## Start RECORDS FOR THIS EXERCISE
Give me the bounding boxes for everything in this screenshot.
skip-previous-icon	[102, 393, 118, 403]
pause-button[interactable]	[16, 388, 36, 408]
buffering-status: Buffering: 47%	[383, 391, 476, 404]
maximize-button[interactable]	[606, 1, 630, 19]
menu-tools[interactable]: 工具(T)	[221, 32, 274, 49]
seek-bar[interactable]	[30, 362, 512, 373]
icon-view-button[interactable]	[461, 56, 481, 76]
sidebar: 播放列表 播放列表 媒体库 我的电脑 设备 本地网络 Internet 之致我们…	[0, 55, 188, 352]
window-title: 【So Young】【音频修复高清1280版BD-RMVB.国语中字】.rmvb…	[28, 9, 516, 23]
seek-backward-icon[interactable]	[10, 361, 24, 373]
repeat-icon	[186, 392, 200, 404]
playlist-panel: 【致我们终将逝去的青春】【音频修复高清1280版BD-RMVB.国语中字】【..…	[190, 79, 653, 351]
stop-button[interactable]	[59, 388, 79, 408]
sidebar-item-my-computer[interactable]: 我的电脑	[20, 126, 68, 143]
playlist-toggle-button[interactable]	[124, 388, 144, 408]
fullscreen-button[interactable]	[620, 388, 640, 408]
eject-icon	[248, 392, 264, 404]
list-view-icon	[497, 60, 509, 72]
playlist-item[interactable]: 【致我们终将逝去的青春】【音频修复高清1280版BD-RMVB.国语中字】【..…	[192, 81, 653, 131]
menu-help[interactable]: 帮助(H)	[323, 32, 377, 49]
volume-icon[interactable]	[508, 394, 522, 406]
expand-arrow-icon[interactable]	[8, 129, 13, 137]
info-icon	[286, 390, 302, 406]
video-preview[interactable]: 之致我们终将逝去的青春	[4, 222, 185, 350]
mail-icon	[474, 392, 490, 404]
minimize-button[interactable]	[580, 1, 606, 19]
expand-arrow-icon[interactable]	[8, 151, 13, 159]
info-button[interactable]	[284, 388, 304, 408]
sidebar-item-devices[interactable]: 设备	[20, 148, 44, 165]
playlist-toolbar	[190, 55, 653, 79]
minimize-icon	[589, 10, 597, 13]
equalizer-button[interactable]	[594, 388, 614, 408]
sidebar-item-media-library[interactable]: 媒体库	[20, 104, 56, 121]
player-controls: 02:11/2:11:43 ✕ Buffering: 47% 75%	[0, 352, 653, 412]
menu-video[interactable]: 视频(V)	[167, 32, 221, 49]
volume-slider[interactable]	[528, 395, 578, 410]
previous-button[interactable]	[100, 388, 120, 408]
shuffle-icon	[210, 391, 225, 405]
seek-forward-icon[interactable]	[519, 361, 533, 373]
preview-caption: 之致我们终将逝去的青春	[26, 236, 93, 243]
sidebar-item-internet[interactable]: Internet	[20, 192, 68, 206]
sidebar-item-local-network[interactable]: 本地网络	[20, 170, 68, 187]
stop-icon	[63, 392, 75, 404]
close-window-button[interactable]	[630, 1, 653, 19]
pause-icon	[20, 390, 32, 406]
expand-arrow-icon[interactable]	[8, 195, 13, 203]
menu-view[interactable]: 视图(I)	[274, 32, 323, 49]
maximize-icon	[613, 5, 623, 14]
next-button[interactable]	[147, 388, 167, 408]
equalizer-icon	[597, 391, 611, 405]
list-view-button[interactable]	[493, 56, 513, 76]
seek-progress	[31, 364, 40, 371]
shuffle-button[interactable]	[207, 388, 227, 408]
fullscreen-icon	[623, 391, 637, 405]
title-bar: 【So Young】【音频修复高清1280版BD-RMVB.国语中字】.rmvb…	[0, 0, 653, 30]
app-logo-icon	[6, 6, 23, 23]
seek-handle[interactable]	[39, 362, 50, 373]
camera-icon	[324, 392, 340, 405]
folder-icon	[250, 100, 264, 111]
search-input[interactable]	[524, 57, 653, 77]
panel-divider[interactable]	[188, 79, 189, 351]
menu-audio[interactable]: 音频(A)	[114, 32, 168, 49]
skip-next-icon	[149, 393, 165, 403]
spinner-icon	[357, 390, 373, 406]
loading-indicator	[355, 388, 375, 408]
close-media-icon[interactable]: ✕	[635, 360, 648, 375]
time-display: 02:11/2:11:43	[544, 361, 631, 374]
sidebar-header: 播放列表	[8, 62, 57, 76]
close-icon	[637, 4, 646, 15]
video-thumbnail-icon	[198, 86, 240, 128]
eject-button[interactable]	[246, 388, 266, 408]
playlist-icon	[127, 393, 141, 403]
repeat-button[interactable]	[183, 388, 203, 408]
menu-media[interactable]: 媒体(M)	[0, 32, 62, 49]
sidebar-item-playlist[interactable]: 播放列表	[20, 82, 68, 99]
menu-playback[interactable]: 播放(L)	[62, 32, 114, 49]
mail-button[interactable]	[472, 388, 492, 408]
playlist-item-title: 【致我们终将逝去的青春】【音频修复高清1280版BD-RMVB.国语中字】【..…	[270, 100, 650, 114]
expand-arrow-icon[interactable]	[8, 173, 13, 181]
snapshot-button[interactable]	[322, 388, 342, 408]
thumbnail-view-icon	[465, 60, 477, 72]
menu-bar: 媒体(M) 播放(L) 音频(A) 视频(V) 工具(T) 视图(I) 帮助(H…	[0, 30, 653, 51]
## End RECORDS FOR THIS EXERCISE
• **EXERCISE GOAL**
Rewrite the material above, substituting "expand-chevron-icon" for every occurrence of "expand-arrow-icon" and leaving everything else unchanged.

• **RESPONSE TO THE TASK**
Give me the bounding boxes for everything in this screenshot.
skip-previous-icon	[102, 393, 118, 403]
pause-button[interactable]	[16, 388, 36, 408]
buffering-status: Buffering: 47%	[383, 391, 476, 404]
maximize-button[interactable]	[606, 1, 630, 19]
menu-tools[interactable]: 工具(T)	[221, 32, 274, 49]
seek-bar[interactable]	[30, 362, 512, 373]
icon-view-button[interactable]	[461, 56, 481, 76]
sidebar: 播放列表 播放列表 媒体库 我的电脑 设备 本地网络 Internet 之致我们…	[0, 55, 188, 352]
window-title: 【So Young】【音频修复高清1280版BD-RMVB.国语中字】.rmvb…	[28, 9, 516, 23]
seek-backward-icon[interactable]	[10, 361, 24, 373]
repeat-icon	[186, 392, 200, 404]
playlist-panel: 【致我们终将逝去的青春】【音频修复高清1280版BD-RMVB.国语中字】【..…	[190, 79, 653, 351]
stop-button[interactable]	[59, 388, 79, 408]
sidebar-item-my-computer[interactable]: 我的电脑	[20, 126, 68, 143]
playlist-toggle-button[interactable]	[124, 388, 144, 408]
fullscreen-button[interactable]	[620, 388, 640, 408]
eject-icon	[248, 392, 264, 404]
list-view-icon	[497, 60, 509, 72]
playlist-item[interactable]: 【致我们终将逝去的青春】【音频修复高清1280版BD-RMVB.国语中字】【..…	[192, 81, 653, 131]
menu-help[interactable]: 帮助(H)	[323, 32, 377, 49]
volume-icon[interactable]	[508, 394, 522, 406]
expand-chevron-icon[interactable]	[8, 129, 13, 137]
info-icon	[286, 390, 302, 406]
video-preview[interactable]: 之致我们终将逝去的青春	[4, 222, 185, 350]
mail-icon	[474, 392, 490, 404]
minimize-button[interactable]	[580, 1, 606, 19]
expand-chevron-icon[interactable]	[8, 151, 13, 159]
info-button[interactable]	[284, 388, 304, 408]
sidebar-item-devices[interactable]: 设备	[20, 148, 44, 165]
playlist-toolbar	[190, 55, 653, 79]
minimize-icon	[589, 10, 597, 13]
equalizer-button[interactable]	[594, 388, 614, 408]
sidebar-item-media-library[interactable]: 媒体库	[20, 104, 56, 121]
player-controls: 02:11/2:11:43 ✕ Buffering: 47% 75%	[0, 352, 653, 412]
menu-video[interactable]: 视频(V)	[167, 32, 221, 49]
volume-slider[interactable]	[528, 395, 578, 410]
previous-button[interactable]	[100, 388, 120, 408]
shuffle-icon	[210, 391, 225, 405]
seek-forward-icon[interactable]	[519, 361, 533, 373]
preview-caption: 之致我们终将逝去的青春	[26, 236, 93, 243]
sidebar-item-internet[interactable]: Internet	[20, 192, 68, 206]
sidebar-item-local-network[interactable]: 本地网络	[20, 170, 68, 187]
stop-icon	[63, 392, 75, 404]
close-window-button[interactable]	[630, 1, 653, 19]
pause-icon	[20, 390, 32, 406]
expand-chevron-icon[interactable]	[8, 195, 13, 203]
menu-view[interactable]: 视图(I)	[274, 32, 323, 49]
maximize-icon	[613, 5, 623, 14]
next-button[interactable]	[147, 388, 167, 408]
equalizer-icon	[597, 391, 611, 405]
list-view-button[interactable]	[493, 56, 513, 76]
seek-progress	[31, 364, 40, 371]
shuffle-button[interactable]	[207, 388, 227, 408]
fullscreen-icon	[623, 391, 637, 405]
title-bar: 【So Young】【音频修复高清1280版BD-RMVB.国语中字】.rmvb…	[0, 0, 653, 30]
app-logo-icon	[6, 6, 23, 23]
seek-handle[interactable]	[39, 362, 50, 373]
camera-icon	[324, 392, 340, 405]
folder-icon	[250, 100, 264, 111]
search-input[interactable]	[524, 57, 653, 77]
panel-divider[interactable]	[188, 79, 189, 351]
menu-audio[interactable]: 音频(A)	[114, 32, 168, 49]
skip-next-icon	[149, 393, 165, 403]
spinner-icon	[357, 390, 373, 406]
loading-indicator	[355, 388, 375, 408]
close-media-icon[interactable]: ✕	[635, 360, 648, 375]
time-display: 02:11/2:11:43	[544, 361, 631, 374]
sidebar-header: 播放列表	[8, 62, 57, 76]
close-icon	[637, 4, 646, 15]
video-thumbnail-icon	[198, 86, 240, 128]
eject-button[interactable]	[246, 388, 266, 408]
playlist-icon	[127, 393, 141, 403]
repeat-button[interactable]	[183, 388, 203, 408]
menu-media[interactable]: 媒体(M)	[0, 32, 62, 49]
sidebar-item-playlist[interactable]: 播放列表	[20, 82, 68, 99]
menu-playback[interactable]: 播放(L)	[62, 32, 114, 49]
mail-button[interactable]	[472, 388, 492, 408]
playlist-item-title: 【致我们终将逝去的青春】【音频修复高清1280版BD-RMVB.国语中字】【..…	[270, 100, 650, 114]
expand-chevron-icon[interactable]	[8, 173, 13, 181]
snapshot-button[interactable]	[322, 388, 342, 408]
thumbnail-view-icon	[465, 60, 477, 72]
menu-bar: 媒体(M) 播放(L) 音频(A) 视频(V) 工具(T) 视图(I) 帮助(H…	[0, 30, 653, 51]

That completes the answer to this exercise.